Scan the entries below for the word "Sleeve". Copy each line that has it.

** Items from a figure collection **
++++

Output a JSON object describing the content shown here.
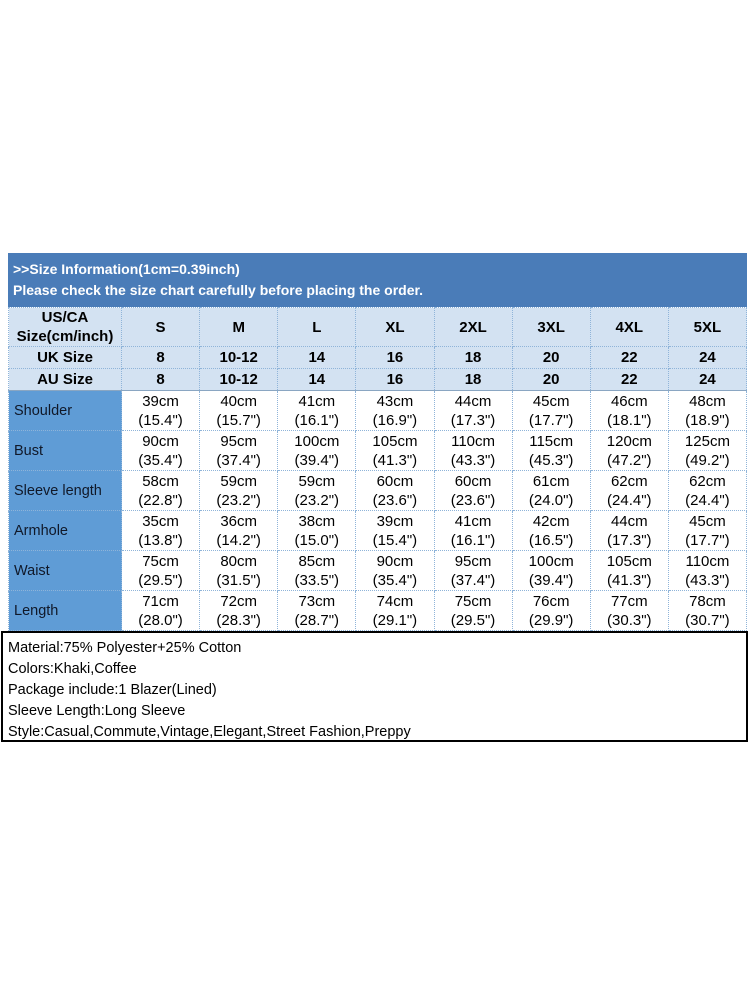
{
  "banner": {
    "line1": ">>Size Information(1cm=0.39inch)",
    "line2": "Please check the size chart carefully before placing the order."
  },
  "size_chart": {
    "corner_line1": "US/CA",
    "corner_line2": "Size(cm/inch)",
    "sizes": [
      "S",
      "M",
      "L",
      "XL",
      "2XL",
      "3XL",
      "4XL",
      "5XL"
    ],
    "uk": {
      "label": "UK Size",
      "values": [
        "8",
        "10-12",
        "14",
        "16",
        "18",
        "20",
        "22",
        "24"
      ]
    },
    "au": {
      "label": "AU Size",
      "values": [
        "8",
        "10-12",
        "14",
        "16",
        "18",
        "20",
        "22",
        "24"
      ]
    },
    "rows": [
      {
        "label": "Shoulder",
        "values": [
          {
            "cm": "39cm",
            "in": "(15.4\")"
          },
          {
            "cm": "40cm",
            "in": "(15.7\")"
          },
          {
            "cm": "41cm",
            "in": "(16.1\")"
          },
          {
            "cm": "43cm",
            "in": "(16.9\")"
          },
          {
            "cm": "44cm",
            "in": "(17.3\")"
          },
          {
            "cm": "45cm",
            "in": "(17.7\")"
          },
          {
            "cm": "46cm",
            "in": "(18.1\")"
          },
          {
            "cm": "48cm",
            "in": "(18.9\")"
          }
        ]
      },
      {
        "label": "Bust",
        "values": [
          {
            "cm": "90cm",
            "in": "(35.4\")"
          },
          {
            "cm": "95cm",
            "in": "(37.4\")"
          },
          {
            "cm": "100cm",
            "in": "(39.4\")"
          },
          {
            "cm": "105cm",
            "in": "(41.3\")"
          },
          {
            "cm": "110cm",
            "in": "(43.3\")"
          },
          {
            "cm": "115cm",
            "in": "(45.3\")"
          },
          {
            "cm": "120cm",
            "in": "(47.2\")"
          },
          {
            "cm": "125cm",
            "in": "(49.2\")"
          }
        ]
      },
      {
        "label": "Sleeve length",
        "values": [
          {
            "cm": "58cm",
            "in": "(22.8\")"
          },
          {
            "cm": "59cm",
            "in": "(23.2\")"
          },
          {
            "cm": "59cm",
            "in": "(23.2\")"
          },
          {
            "cm": "60cm",
            "in": "(23.6\")"
          },
          {
            "cm": "60cm",
            "in": "(23.6\")"
          },
          {
            "cm": "61cm",
            "in": "(24.0\")"
          },
          {
            "cm": "62cm",
            "in": "(24.4\")"
          },
          {
            "cm": "62cm",
            "in": "(24.4\")"
          }
        ]
      },
      {
        "label": "Armhole",
        "values": [
          {
            "cm": "35cm",
            "in": "(13.8\")"
          },
          {
            "cm": "36cm",
            "in": "(14.2\")"
          },
          {
            "cm": "38cm",
            "in": "(15.0\")"
          },
          {
            "cm": "39cm",
            "in": "(15.4\")"
          },
          {
            "cm": "41cm",
            "in": "(16.1\")"
          },
          {
            "cm": "42cm",
            "in": "(16.5\")"
          },
          {
            "cm": "44cm",
            "in": "(17.3\")"
          },
          {
            "cm": "45cm",
            "in": "(17.7\")"
          }
        ]
      },
      {
        "label": "Waist",
        "values": [
          {
            "cm": "75cm",
            "in": "(29.5\")"
          },
          {
            "cm": "80cm",
            "in": "(31.5\")"
          },
          {
            "cm": "85cm",
            "in": "(33.5\")"
          },
          {
            "cm": "90cm",
            "in": "(35.4\")"
          },
          {
            "cm": "95cm",
            "in": "(37.4\")"
          },
          {
            "cm": "100cm",
            "in": "(39.4\")"
          },
          {
            "cm": "105cm",
            "in": "(41.3\")"
          },
          {
            "cm": "110cm",
            "in": "(43.3\")"
          }
        ]
      },
      {
        "label": "Length",
        "values": [
          {
            "cm": "71cm",
            "in": "(28.0\")"
          },
          {
            "cm": "72cm",
            "in": "(28.3\")"
          },
          {
            "cm": "73cm",
            "in": "(28.7\")"
          },
          {
            "cm": "74cm",
            "in": "(29.1\")"
          },
          {
            "cm": "75cm",
            "in": "(29.5\")"
          },
          {
            "cm": "76cm",
            "in": "(29.9\")"
          },
          {
            "cm": "77cm",
            "in": "(30.3\")"
          },
          {
            "cm": "78cm",
            "in": "(30.7\")"
          }
        ]
      }
    ]
  },
  "product_info": {
    "material": "Material:75% Polyester+25% Cotton",
    "colors": "Colors:Khaki,Coffee",
    "package": "Package include:1 Blazer(Lined)",
    "sleeve": "Sleeve Length:Long Sleeve",
    "style": "Style:Casual,Commute,Vintage,Elegant,Street Fashion,Preppy"
  },
  "theme": {
    "banner_bg": "#4a7cb8",
    "header_row_bg": "#d3e2f2",
    "label_col_bg": "#5f9cd6",
    "grid_line": "#8fb4d9",
    "banner_text": "#ffffff",
    "body_text": "#000000",
    "info_border": "#000000"
  }
}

++++

** FULL RESPONSE **
        "label": "Sleeve length",
    "sleeve": "Sleeve Length:Long Sleeve",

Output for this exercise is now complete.